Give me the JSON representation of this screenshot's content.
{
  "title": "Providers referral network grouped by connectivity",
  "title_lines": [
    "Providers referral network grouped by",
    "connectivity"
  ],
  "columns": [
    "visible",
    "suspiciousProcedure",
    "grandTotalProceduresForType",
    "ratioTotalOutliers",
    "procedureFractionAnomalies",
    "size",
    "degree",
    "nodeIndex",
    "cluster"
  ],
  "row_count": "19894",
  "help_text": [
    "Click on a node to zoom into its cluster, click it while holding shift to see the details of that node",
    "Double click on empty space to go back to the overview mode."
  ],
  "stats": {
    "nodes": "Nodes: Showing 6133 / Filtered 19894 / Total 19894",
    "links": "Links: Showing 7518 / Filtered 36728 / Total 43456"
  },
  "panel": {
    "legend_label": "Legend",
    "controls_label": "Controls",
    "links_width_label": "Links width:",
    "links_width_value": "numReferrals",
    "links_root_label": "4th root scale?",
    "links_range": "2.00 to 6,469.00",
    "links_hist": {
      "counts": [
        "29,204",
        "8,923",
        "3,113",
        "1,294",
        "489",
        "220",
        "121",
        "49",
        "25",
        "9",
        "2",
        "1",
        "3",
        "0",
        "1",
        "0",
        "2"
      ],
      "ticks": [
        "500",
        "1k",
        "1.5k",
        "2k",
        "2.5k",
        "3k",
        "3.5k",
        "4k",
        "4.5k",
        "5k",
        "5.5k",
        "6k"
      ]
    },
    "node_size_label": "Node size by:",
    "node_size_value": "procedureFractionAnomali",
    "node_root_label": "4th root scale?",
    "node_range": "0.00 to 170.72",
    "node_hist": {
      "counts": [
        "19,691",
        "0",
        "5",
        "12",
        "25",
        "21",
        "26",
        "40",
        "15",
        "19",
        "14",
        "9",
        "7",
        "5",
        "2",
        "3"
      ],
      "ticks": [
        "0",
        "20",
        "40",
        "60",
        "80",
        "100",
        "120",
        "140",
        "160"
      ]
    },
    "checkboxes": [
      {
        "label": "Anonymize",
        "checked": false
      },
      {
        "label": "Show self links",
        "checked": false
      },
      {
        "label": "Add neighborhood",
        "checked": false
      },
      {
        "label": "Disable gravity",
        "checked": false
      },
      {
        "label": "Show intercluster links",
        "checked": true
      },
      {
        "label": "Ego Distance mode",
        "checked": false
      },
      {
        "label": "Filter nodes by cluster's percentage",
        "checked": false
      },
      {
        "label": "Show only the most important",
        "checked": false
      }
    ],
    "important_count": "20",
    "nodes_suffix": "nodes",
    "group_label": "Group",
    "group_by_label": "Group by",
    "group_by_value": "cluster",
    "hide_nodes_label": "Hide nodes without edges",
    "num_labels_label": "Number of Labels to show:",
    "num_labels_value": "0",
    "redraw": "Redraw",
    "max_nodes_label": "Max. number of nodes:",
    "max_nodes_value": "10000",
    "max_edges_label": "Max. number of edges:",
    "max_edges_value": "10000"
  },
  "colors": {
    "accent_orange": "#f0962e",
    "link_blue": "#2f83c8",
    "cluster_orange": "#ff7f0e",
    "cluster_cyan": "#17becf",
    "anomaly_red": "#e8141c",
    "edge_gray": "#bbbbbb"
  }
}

THE PROBLEM:
All of the material above needs to be retyped word for word.

REPLY TO THE TASK:
Give me the JSON representation of this screenshot's content.
{
  "title": "Providers referral network grouped by connectivity",
  "title_lines": [
    "Providers referral network grouped by",
    "connectivity"
  ],
  "columns": [
    "visible",
    "suspiciousProcedure",
    "grandTotalProceduresForType",
    "ratioTotalOutliers",
    "procedureFractionAnomalies",
    "size",
    "degree",
    "nodeIndex",
    "cluster"
  ],
  "row_count": "19894",
  "help_text": [
    "Click on a node to zoom into its cluster, click it while holding shift to see the details of that node",
    "Double click on empty space to go back to the overview mode."
  ],
  "stats": {
    "nodes": "Nodes: Showing 6133 / Filtered 19894 / Total 19894",
    "links": "Links: Showing 7518 / Filtered 36728 / Total 43456"
  },
  "panel": {
    "legend_label": "Legend",
    "controls_label": "Controls",
    "links_width_label": "Links width:",
    "links_width_value": "numReferrals",
    "links_root_label": "4th root scale?",
    "links_range": "2.00 to 6,469.00",
    "links_hist": {
      "counts": [
        "29,204",
        "8,923",
        "3,113",
        "1,294",
        "489",
        "220",
        "121",
        "49",
        "25",
        "9",
        "2",
        "1",
        "3",
        "0",
        "1",
        "0",
        "2"
      ],
      "ticks": [
        "500",
        "1k",
        "1.5k",
        "2k",
        "2.5k",
        "3k",
        "3.5k",
        "4k",
        "4.5k",
        "5k",
        "5.5k",
        "6k"
      ]
    },
    "node_size_label": "Node size by:",
    "node_size_value": "procedureFractionAnomali",
    "node_root_label": "4th root scale?",
    "node_range": "0.00 to 170.72",
    "node_hist": {
      "counts": [
        "19,691",
        "0",
        "5",
        "12",
        "25",
        "21",
        "26",
        "40",
        "15",
        "19",
        "14",
        "9",
        "7",
        "5",
        "2",
        "3"
      ],
      "ticks": [
        "0",
        "20",
        "40",
        "60",
        "80",
        "100",
        "120",
        "140",
        "160"
      ]
    },
    "checkboxes": [
      {
        "label": "Anonymize",
        "checked": false
      },
      {
        "label": "Show self links",
        "checked": false
      },
      {
        "label": "Add neighborhood",
        "checked": false
      },
      {
        "label": "Disable gravity",
        "checked": false
      },
      {
        "label": "Show intercluster links",
        "checked": true
      },
      {
        "label": "Ego Distance mode",
        "checked": false
      },
      {
        "label": "Filter nodes by cluster's percentage",
        "checked": false
      },
      {
        "label": "Show only the most important",
        "checked": false
      }
    ],
    "important_count": "20",
    "nodes_suffix": "nodes",
    "group_label": "Group",
    "group_by_label": "Group by",
    "group_by_value": "cluster",
    "hide_nodes_label": "Hide nodes without edges",
    "num_labels_label": "Number of Labels to show:",
    "num_labels_value": "0",
    "redraw": "Redraw",
    "max_nodes_label": "Max. number of nodes:",
    "max_nodes_value": "10000",
    "max_edges_label": "Max. number of edges:",
    "max_edges_value": "10000"
  },
  "colors": {
    "accent_orange": "#f0962e",
    "link_blue": "#2f83c8",
    "cluster_orange": "#ff7f0e",
    "cluster_cyan": "#17becf",
    "anomaly_red": "#e8141c",
    "edge_gray": "#bbbbbb"
  }
}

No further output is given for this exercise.